- [Material to process]:
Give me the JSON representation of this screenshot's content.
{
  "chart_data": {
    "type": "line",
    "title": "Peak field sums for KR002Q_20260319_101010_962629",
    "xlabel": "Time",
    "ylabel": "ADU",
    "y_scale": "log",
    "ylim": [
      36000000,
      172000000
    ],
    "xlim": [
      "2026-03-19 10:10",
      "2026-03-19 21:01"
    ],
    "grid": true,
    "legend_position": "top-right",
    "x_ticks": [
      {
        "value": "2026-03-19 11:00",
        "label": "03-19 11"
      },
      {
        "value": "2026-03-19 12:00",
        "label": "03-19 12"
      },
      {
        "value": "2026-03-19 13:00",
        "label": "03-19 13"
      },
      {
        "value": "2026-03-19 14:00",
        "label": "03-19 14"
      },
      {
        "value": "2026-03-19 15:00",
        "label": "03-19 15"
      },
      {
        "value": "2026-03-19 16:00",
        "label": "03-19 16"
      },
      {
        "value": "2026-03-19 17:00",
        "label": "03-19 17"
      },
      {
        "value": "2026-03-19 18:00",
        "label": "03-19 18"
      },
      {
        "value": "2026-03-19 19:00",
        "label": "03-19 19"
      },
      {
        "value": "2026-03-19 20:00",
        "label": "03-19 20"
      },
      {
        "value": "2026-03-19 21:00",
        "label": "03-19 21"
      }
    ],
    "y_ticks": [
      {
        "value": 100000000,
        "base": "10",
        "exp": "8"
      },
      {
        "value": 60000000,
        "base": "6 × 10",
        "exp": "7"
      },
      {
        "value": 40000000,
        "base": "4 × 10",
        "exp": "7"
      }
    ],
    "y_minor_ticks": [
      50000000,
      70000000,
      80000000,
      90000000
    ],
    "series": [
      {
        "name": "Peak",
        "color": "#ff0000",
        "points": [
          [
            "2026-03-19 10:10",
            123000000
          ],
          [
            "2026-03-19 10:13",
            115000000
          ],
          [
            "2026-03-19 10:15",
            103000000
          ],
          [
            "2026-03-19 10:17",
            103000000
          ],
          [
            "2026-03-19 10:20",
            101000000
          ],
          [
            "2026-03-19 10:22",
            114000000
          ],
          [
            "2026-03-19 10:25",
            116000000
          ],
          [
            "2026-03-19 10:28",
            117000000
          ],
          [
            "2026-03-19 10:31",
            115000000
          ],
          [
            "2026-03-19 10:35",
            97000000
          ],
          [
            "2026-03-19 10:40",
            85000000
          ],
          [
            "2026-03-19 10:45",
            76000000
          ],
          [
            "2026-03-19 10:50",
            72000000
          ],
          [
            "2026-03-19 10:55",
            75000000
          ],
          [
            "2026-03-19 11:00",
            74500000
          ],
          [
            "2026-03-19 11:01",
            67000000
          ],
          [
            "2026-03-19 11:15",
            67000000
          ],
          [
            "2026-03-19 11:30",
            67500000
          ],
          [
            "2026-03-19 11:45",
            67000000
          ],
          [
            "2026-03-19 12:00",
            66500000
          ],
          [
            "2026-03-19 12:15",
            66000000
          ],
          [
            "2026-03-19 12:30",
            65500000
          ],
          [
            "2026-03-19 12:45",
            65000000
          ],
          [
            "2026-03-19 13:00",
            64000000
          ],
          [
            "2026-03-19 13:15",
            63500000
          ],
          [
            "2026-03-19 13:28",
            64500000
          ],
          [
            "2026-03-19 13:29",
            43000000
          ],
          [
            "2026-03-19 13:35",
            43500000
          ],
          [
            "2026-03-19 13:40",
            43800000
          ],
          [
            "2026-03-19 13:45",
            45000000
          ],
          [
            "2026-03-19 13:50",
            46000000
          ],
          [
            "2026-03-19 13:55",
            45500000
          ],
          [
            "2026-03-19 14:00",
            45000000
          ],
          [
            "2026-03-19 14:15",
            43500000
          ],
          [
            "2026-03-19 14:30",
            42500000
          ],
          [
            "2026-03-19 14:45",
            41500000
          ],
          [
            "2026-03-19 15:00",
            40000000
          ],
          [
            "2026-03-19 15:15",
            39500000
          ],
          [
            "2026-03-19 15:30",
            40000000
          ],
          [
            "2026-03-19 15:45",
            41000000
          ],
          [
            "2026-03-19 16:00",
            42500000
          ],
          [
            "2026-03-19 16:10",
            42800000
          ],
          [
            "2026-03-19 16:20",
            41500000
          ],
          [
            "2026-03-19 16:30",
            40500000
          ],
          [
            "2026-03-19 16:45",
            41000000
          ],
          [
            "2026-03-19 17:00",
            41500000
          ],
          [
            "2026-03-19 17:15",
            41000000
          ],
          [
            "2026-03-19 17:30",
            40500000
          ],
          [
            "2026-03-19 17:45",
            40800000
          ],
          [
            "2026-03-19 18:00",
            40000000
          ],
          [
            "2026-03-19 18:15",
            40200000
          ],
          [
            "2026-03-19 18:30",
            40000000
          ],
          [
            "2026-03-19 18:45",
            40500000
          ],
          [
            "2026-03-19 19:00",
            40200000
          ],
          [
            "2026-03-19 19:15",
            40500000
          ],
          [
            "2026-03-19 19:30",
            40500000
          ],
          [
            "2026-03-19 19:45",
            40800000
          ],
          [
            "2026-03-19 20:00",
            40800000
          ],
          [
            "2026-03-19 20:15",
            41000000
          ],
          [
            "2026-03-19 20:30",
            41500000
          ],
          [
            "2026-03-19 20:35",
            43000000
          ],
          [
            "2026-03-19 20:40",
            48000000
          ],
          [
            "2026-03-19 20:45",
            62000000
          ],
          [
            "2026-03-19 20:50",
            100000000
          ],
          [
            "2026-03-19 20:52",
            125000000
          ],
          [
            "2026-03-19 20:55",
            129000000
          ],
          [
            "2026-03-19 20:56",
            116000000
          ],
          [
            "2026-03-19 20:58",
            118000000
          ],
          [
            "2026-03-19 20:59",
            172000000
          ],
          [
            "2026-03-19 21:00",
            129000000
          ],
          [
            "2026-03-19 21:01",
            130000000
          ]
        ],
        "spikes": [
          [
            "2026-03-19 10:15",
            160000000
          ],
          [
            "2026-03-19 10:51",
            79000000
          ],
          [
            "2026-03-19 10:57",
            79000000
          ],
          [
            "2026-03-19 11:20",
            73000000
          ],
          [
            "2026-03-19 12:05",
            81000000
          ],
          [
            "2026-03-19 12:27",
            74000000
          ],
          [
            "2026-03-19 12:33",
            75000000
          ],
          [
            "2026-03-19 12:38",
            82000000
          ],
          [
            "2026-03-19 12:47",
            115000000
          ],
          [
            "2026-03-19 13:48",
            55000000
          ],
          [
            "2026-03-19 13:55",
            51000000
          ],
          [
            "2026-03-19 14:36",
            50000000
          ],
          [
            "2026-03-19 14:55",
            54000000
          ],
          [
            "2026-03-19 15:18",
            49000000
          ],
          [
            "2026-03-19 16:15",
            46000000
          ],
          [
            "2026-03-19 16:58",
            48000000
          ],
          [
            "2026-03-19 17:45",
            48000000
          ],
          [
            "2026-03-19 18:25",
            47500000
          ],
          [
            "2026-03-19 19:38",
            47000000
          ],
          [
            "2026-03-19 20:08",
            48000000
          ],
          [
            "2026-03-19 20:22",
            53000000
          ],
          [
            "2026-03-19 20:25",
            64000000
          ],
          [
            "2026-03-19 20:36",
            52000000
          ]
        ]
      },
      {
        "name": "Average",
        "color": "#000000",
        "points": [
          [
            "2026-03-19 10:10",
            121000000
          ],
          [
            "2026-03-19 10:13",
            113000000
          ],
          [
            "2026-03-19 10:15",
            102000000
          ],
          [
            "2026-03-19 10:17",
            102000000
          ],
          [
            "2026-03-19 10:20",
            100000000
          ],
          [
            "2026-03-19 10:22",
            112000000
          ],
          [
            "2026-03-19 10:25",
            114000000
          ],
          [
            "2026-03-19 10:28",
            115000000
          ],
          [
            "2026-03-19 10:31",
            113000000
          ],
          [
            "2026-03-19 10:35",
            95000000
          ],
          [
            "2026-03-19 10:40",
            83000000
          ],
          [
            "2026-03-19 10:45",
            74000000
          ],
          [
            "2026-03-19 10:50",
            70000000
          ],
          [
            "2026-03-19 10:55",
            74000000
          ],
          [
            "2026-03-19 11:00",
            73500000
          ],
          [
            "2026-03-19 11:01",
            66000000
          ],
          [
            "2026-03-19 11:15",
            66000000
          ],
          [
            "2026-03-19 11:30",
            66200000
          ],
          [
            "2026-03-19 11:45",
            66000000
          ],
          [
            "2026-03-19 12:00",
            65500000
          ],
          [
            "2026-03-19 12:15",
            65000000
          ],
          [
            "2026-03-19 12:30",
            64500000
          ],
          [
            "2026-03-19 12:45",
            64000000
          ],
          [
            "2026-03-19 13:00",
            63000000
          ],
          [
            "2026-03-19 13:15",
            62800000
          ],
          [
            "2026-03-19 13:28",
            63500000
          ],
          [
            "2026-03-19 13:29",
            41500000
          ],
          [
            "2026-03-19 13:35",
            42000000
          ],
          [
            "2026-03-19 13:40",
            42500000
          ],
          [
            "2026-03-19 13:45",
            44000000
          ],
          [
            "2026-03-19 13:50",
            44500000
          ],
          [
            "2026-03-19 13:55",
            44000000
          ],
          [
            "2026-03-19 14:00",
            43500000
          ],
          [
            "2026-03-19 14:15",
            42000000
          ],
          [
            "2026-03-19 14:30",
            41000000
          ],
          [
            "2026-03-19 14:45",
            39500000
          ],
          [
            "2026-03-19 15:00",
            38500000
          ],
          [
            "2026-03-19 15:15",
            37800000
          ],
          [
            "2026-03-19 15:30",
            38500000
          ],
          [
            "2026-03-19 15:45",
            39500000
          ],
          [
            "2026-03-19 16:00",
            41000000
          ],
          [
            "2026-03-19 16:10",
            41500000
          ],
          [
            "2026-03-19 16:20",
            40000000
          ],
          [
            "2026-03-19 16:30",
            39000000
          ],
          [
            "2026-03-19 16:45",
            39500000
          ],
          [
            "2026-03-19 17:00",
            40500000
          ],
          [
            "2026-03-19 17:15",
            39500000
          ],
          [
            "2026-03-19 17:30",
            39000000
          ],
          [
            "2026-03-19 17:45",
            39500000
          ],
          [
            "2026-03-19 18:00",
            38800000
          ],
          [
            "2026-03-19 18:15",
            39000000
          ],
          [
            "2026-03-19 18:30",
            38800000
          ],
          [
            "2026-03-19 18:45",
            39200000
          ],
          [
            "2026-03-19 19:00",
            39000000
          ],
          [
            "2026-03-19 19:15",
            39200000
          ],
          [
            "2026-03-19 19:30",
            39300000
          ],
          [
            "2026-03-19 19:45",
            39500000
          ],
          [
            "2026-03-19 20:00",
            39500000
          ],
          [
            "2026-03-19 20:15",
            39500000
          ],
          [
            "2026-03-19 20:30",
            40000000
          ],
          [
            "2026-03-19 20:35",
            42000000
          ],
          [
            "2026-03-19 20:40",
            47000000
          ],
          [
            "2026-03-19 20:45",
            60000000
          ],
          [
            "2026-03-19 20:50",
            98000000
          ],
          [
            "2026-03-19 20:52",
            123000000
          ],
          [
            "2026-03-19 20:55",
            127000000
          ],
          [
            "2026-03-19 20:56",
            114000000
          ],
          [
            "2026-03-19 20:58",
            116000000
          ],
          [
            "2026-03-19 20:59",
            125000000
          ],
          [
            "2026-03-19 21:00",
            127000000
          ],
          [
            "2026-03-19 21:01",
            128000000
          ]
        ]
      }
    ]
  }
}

- [Problem requirements]:
Show the lines of the data that hold the word "Peak".

- [Finished answer]:
    "title": "Peak field sums for KR002Q_20260319_101010_962629",
        "name": "Peak",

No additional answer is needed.